- **WHAT YOU NEED TO DO**:
[A] According to the Lorenzo Carfora profile, which club's youth academy did he join in the summer of 2020?
[B] Turn the paragraph of the Lorenzo Carfora profile that opens "Born in Naples and raised" into a short list that keeps its main facts.
[C] From the Lorenzo Carfora profile, copy the passage from "- 2023: Italy" to "loan from Benevento.".

- **PAGE EXTRACT**:
>> Start

Lorenzo Carfora

Personal information
- Date of birth: 11 January 2006 (age 20)
- Place of birth: Naples, Italy
- Height: 1.67 m (5 ft 6 in)
- Position: Attacking midfielder

Team information
- Current team: Campobasso (on loan from Benevento)
- Number: 11

Youth career
- 0000: A.S.D. Quartieri Giovanili
- 0000–2020: Portici
- 2020–2023: Benevento

Senior career*
- Years: Team / Apps / (Gls)
- 2023–: Benevento / 41 / (2)
- 2026–: → Campobasso (loan) / 1 / (0)

International career^{‡}
- 2022: Italy U17 / 1 / (0)
- 2023: Italy U18 / 3 / (0)

= Lorenzo Carfora =

Italian footballer (born 2006)

Lorenzo Carfora (born 11 January 2006) is an Italian professional footballer who plays as an attacking midfielder for club Campobasso on loan from Benevento.

== Club career ==
Born in Naples and raised in San Giorgio a Cremano, Carfora played for grassroots club A.S.D. Quartieri Giovanili and Portici before joining Benevento's youth academy in the summer of 2020.

>> End

- **DATA LISTING**:

>> Start

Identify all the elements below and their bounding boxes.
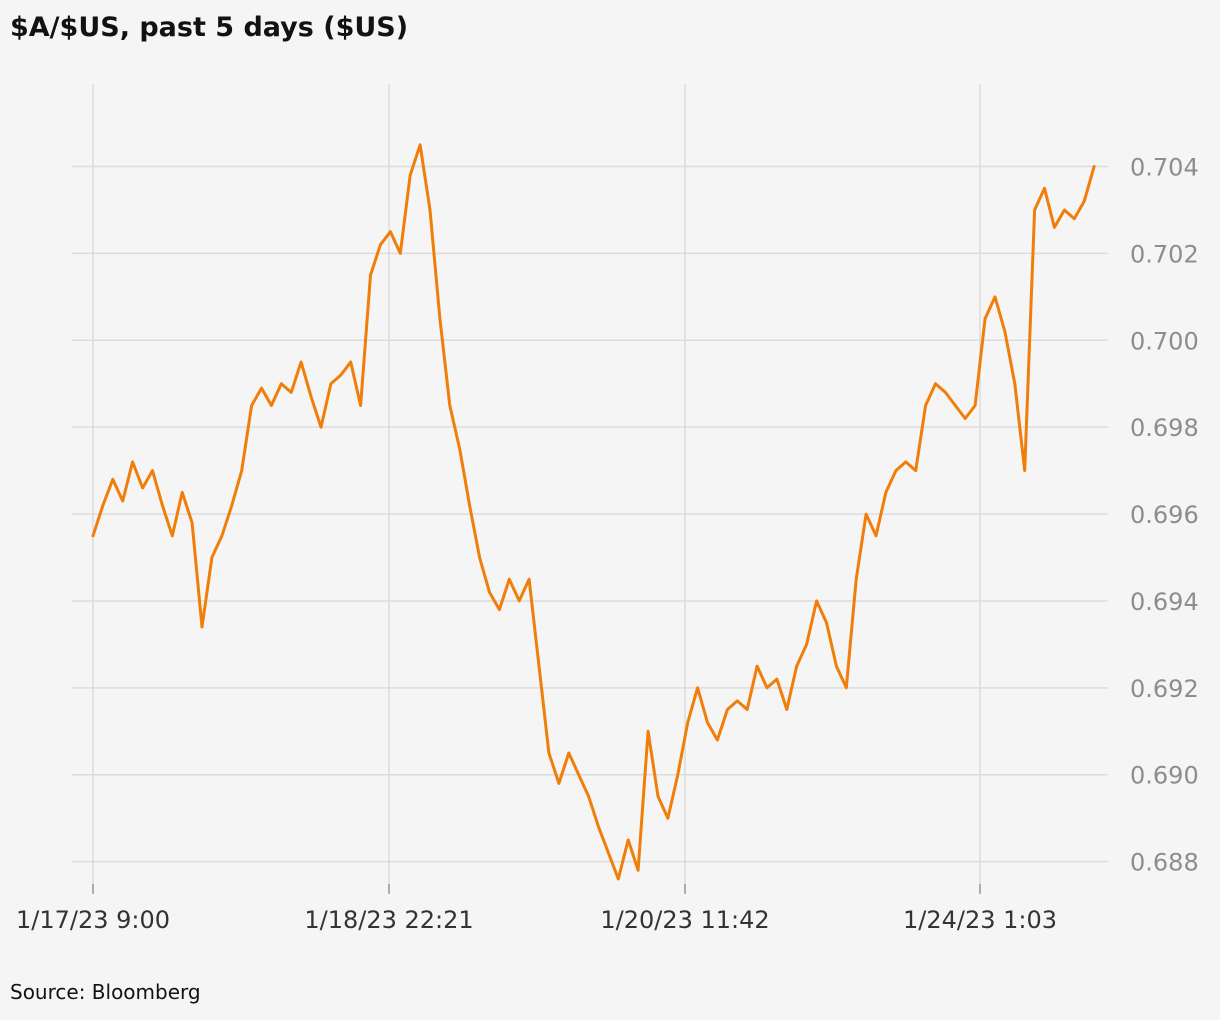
- y-tick-label: 0.704: [1130, 154, 1199, 182]
- chart-title: $A/$US, past 5 days ($US): [10, 12, 409, 43]
- y-tick-label: 0.688: [1130, 849, 1199, 877]
- y-tick-label: 0.694: [1130, 588, 1199, 616]
- y-tick-label: 0.692: [1130, 675, 1199, 703]
- series-layer: [91, 143, 1096, 881]
- y-axis-labels: 0.704 0.702 0.700 0.698 0.696 0.694 0.692 0.690…: [1130, 154, 1199, 877]
- y-tick-label: 0.700: [1130, 327, 1199, 355]
- x-tick-label: 1/17/23 9:00: [16, 906, 170, 934]
- grid: [72, 84, 1108, 894]
- x-tick-label: 1/24/23 1:03: [903, 906, 1057, 934]
- x-tick-label: 1/18/23 22:21: [304, 906, 473, 934]
- x-axis-labels: 1/17/23 9:00 1/18/23 22:21 1/20/23 11:42 1/…: [16, 906, 1057, 934]
- y-tick-label: 0.702: [1130, 240, 1199, 268]
- y-tick-label: 0.690: [1130, 762, 1199, 790]
- x-tick-label: 1/20/23 11:42: [600, 906, 769, 934]
- source-note: Source: Bloomberg: [10, 980, 201, 1004]
- series-line: [91, 143, 1096, 881]
- y-tick-label: 0.698: [1130, 414, 1199, 442]
- y-tick-label: 0.696: [1130, 501, 1199, 529]
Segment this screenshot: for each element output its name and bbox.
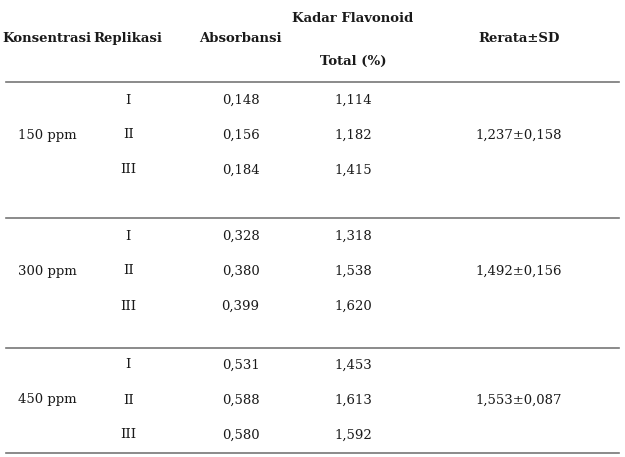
Text: Absorbansi: Absorbansi xyxy=(199,32,282,45)
Text: 0,580: 0,580 xyxy=(222,429,259,441)
Text: 0,148: 0,148 xyxy=(222,94,259,106)
Text: 1,114: 1,114 xyxy=(334,94,372,106)
Text: 1,613: 1,613 xyxy=(334,393,372,406)
Text: Kadar Flavonoid: Kadar Flavonoid xyxy=(292,12,414,25)
Text: 1,415: 1,415 xyxy=(334,164,372,176)
Text: I: I xyxy=(126,358,131,372)
Text: 150 ppm: 150 ppm xyxy=(18,128,76,142)
Text: 0,399: 0,399 xyxy=(222,299,259,313)
Text: III: III xyxy=(120,299,136,313)
Text: I: I xyxy=(126,94,131,106)
Text: 0,156: 0,156 xyxy=(222,128,259,142)
Text: 1,318: 1,318 xyxy=(334,229,372,243)
Text: 0,328: 0,328 xyxy=(222,229,259,243)
Text: 0,531: 0,531 xyxy=(222,358,259,372)
Text: II: II xyxy=(122,393,134,406)
Text: 300 ppm: 300 ppm xyxy=(18,265,76,277)
Text: Rerata±SD: Rerata±SD xyxy=(478,32,559,45)
Text: 1,620: 1,620 xyxy=(334,299,372,313)
Text: Total (%): Total (%) xyxy=(320,55,386,68)
Text: 1,453: 1,453 xyxy=(334,358,372,372)
Text: II: II xyxy=(122,265,134,277)
Text: 1,553±0,087: 1,553±0,087 xyxy=(476,393,562,406)
Text: 1,538: 1,538 xyxy=(334,265,372,277)
Text: 1,182: 1,182 xyxy=(334,128,372,142)
Text: II: II xyxy=(122,128,134,142)
Text: III: III xyxy=(120,429,136,441)
Text: 450 ppm: 450 ppm xyxy=(18,393,76,406)
Text: 1,592: 1,592 xyxy=(334,429,372,441)
Text: 0,588: 0,588 xyxy=(222,393,259,406)
Text: 0,184: 0,184 xyxy=(222,164,259,176)
Text: Replikasi: Replikasi xyxy=(94,32,162,45)
Text: 1,492±0,156: 1,492±0,156 xyxy=(476,265,562,277)
Text: 1,237±0,158: 1,237±0,158 xyxy=(476,128,562,142)
Text: III: III xyxy=(120,164,136,176)
Text: 0,380: 0,380 xyxy=(222,265,259,277)
Text: Konsentrasi: Konsentrasi xyxy=(2,32,91,45)
Text: I: I xyxy=(126,229,131,243)
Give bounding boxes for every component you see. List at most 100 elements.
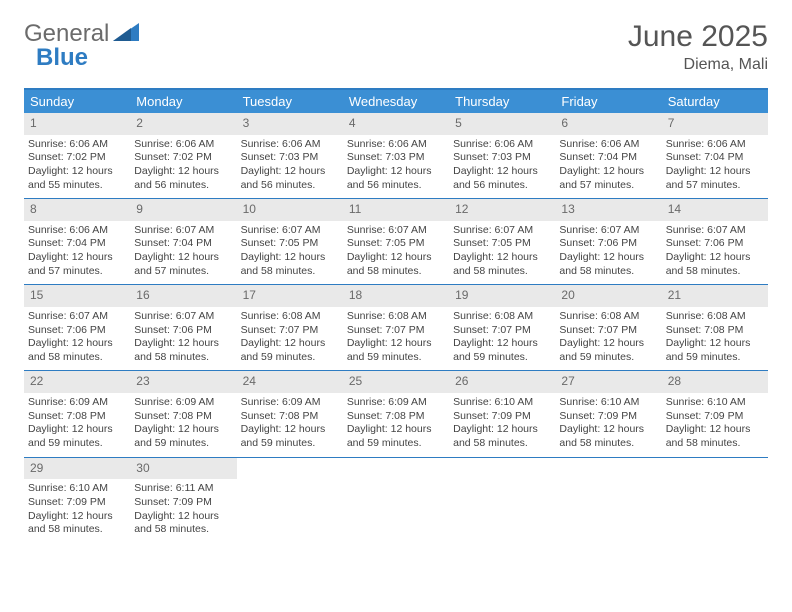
day-info-line: Daylight: 12 hours [347,337,445,351]
day-info-line: and 58 minutes. [666,437,764,451]
day-info-line: and 56 minutes. [134,179,232,193]
day-body: Sunrise: 6:07 AMSunset: 7:04 PMDaylight:… [130,224,236,279]
day-info-line: Sunset: 7:04 PM [28,237,126,251]
day-info-line: Daylight: 12 hours [666,337,764,351]
day-info-line: and 56 minutes. [347,179,445,193]
day-body: Sunrise: 6:10 AMSunset: 7:09 PMDaylight:… [662,396,768,451]
empty-cell [555,458,661,543]
day-info-line: Sunrise: 6:11 AM [134,482,232,496]
day-cell: 6Sunrise: 6:06 AMSunset: 7:04 PMDaylight… [555,113,661,198]
day-info-line: Sunrise: 6:06 AM [241,138,339,152]
day-info-line: Sunset: 7:09 PM [134,496,232,510]
day-info-line: Daylight: 12 hours [28,510,126,524]
empty-cell [449,458,555,543]
day-info-line: Sunrise: 6:08 AM [559,310,657,324]
title-block: June 2025 Diema, Mali [628,20,768,74]
day-info-line: Sunrise: 6:07 AM [347,224,445,238]
day-cell: 14 Sunrise: 6:07 AMSunset: 7:06 PMDayligh… [662,199,768,284]
day-info-line: Daylight: 12 hours [666,423,764,437]
day-number: 15 [24,285,130,307]
day-body: Sunrise: 6:11 AMSunset: 7:09 PMDaylight:… [130,482,236,537]
day-number: 5 [449,113,555,135]
empty-cell [237,458,343,543]
day-info-line: Sunrise: 6:06 AM [347,138,445,152]
day-info-line: and 58 minutes. [241,265,339,279]
month-title: June 2025 [628,20,768,54]
day-info-line: Sunset: 7:02 PM [134,151,232,165]
day-body: Sunrise: 6:07 AMSunset: 7:05 PMDaylight:… [343,224,449,279]
day-info-line: Sunrise: 6:07 AM [134,310,232,324]
day-cell: 12Sunrise: 6:07 AMSunset: 7:05 PMDayligh… [449,199,555,284]
day-body: Sunrise: 6:07 AMSunset: 7:06 PMDaylight:… [662,224,768,279]
day-body: Sunrise: 6:09 AMSunset: 7:08 PMDaylight:… [237,396,343,451]
day-info-line: and 57 minutes. [666,179,764,193]
day-info-line: Sunrise: 6:08 AM [453,310,551,324]
day-body: Sunrise: 6:07 AMSunset: 7:05 PMDaylight:… [237,224,343,279]
day-info-line: and 59 minutes. [241,351,339,365]
day-info-line: Daylight: 12 hours [666,251,764,265]
weekday-header: Wednesday [343,90,449,113]
day-body: Sunrise: 6:06 AMSunset: 7:02 PMDaylight:… [130,138,236,193]
day-cell: 5Sunrise: 6:06 AMSunset: 7:03 PMDaylight… [449,113,555,198]
day-number: 14 [662,199,768,221]
day-number: 16 [130,285,236,307]
day-info-line: Sunrise: 6:07 AM [559,224,657,238]
weeks-container: 1Sunrise: 6:06 AMSunset: 7:02 PMDaylight… [24,113,768,543]
day-info-line: Sunrise: 6:07 AM [453,224,551,238]
day-info-line: Sunset: 7:08 PM [347,410,445,424]
day-info-line: and 59 minutes. [347,351,445,365]
weekday-header: Sunday [24,90,130,113]
day-info-line: Sunset: 7:08 PM [134,410,232,424]
day-info-line: Sunrise: 6:08 AM [347,310,445,324]
day-number: 12 [449,199,555,221]
day-info-line: and 58 minutes. [559,437,657,451]
weekday-header: Thursday [449,90,555,113]
day-info-line: Sunset: 7:05 PM [453,237,551,251]
day-body: Sunrise: 6:08 AMSunset: 7:07 PMDaylight:… [343,310,449,365]
day-info-line: Daylight: 12 hours [347,251,445,265]
calendar-page: General June 2025 Diema, Mali Blue Sunda… [0,0,792,563]
day-body: Sunrise: 6:08 AMSunset: 7:07 PMDaylight:… [449,310,555,365]
day-info-line: Sunset: 7:05 PM [347,237,445,251]
day-cell: 24 Sunrise: 6:09 AMSunset: 7:08 PMDayligh… [237,371,343,456]
day-info-line: Daylight: 12 hours [453,423,551,437]
day-number: 22 [24,371,130,393]
day-number: 17 [237,285,343,307]
day-info-line: Daylight: 12 hours [666,165,764,179]
week-row: 29Sunrise: 6:10 AMSunset: 7:09 PMDayligh… [24,458,768,543]
day-info-line: Daylight: 12 hours [134,337,232,351]
day-info-line: Sunset: 7:07 PM [559,324,657,338]
day-info-line: and 59 minutes. [241,437,339,451]
day-info-line: Sunset: 7:03 PM [453,151,551,165]
day-info-line: Sunset: 7:08 PM [241,410,339,424]
weekday-header-row: SundayMondayTuesdayWednesdayThursdayFrid… [24,90,768,113]
week-row: 1Sunrise: 6:06 AMSunset: 7:02 PMDaylight… [24,113,768,199]
day-info-line: Sunrise: 6:07 AM [28,310,126,324]
day-info-line: Sunset: 7:06 PM [666,237,764,251]
day-info-line: and 56 minutes. [453,179,551,193]
day-number: 19 [449,285,555,307]
week-row: 8Sunrise: 6:06 AMSunset: 7:04 PMDaylight… [24,199,768,285]
day-cell: 30Sunrise: 6:11 AMSunset: 7:09 PMDayligh… [130,458,236,543]
day-info-line: Daylight: 12 hours [134,423,232,437]
day-info-line: Sunset: 7:07 PM [453,324,551,338]
day-info-line: Sunrise: 6:09 AM [134,396,232,410]
day-number: 24 [237,371,343,393]
day-number: 7 [662,113,768,135]
day-info-line: Sunset: 7:07 PM [347,324,445,338]
day-cell: 4Sunrise: 6:06 AMSunset: 7:03 PMDaylight… [343,113,449,198]
day-body: Sunrise: 6:07 AMSunset: 7:06 PMDaylight:… [555,224,661,279]
day-info-line: Daylight: 12 hours [134,251,232,265]
day-body: Sunrise: 6:06 AMSunset: 7:04 PMDaylight:… [555,138,661,193]
day-number: 4 [343,113,449,135]
day-body: Sunrise: 6:08 AMSunset: 7:07 PMDaylight:… [555,310,661,365]
day-info-line: and 59 minutes. [134,437,232,451]
day-info-line: Sunset: 7:02 PM [28,151,126,165]
day-info-line: Daylight: 12 hours [28,165,126,179]
day-info-line: and 59 minutes. [666,351,764,365]
day-info-line: Sunset: 7:04 PM [559,151,657,165]
day-info-line: Sunset: 7:08 PM [28,410,126,424]
day-info-line: and 57 minutes. [28,265,126,279]
day-number: 28 [662,371,768,393]
empty-cell [343,458,449,543]
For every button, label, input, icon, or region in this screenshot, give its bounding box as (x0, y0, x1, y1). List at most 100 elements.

>> End

- **OUTPUTS FOR THE TASKS**:
[A] Benevento

[B]
- Born in Naples
- Raised in San Giorgio a Cremano
- Played for grassroots club A.S.D. Quartieri Giovanili, then Portici
- Joined Benevento's youth academy in summer 2020

[C]
- 2023: Italy U18 / 3 / (0)

= Lorenzo Carfora =

Italian footballer (born 2006)

Lorenzo Carfora (born 11 January 2006) is an Italian professional footballer who plays as an attacking midfielder for club Campobasso on loan from Benevento.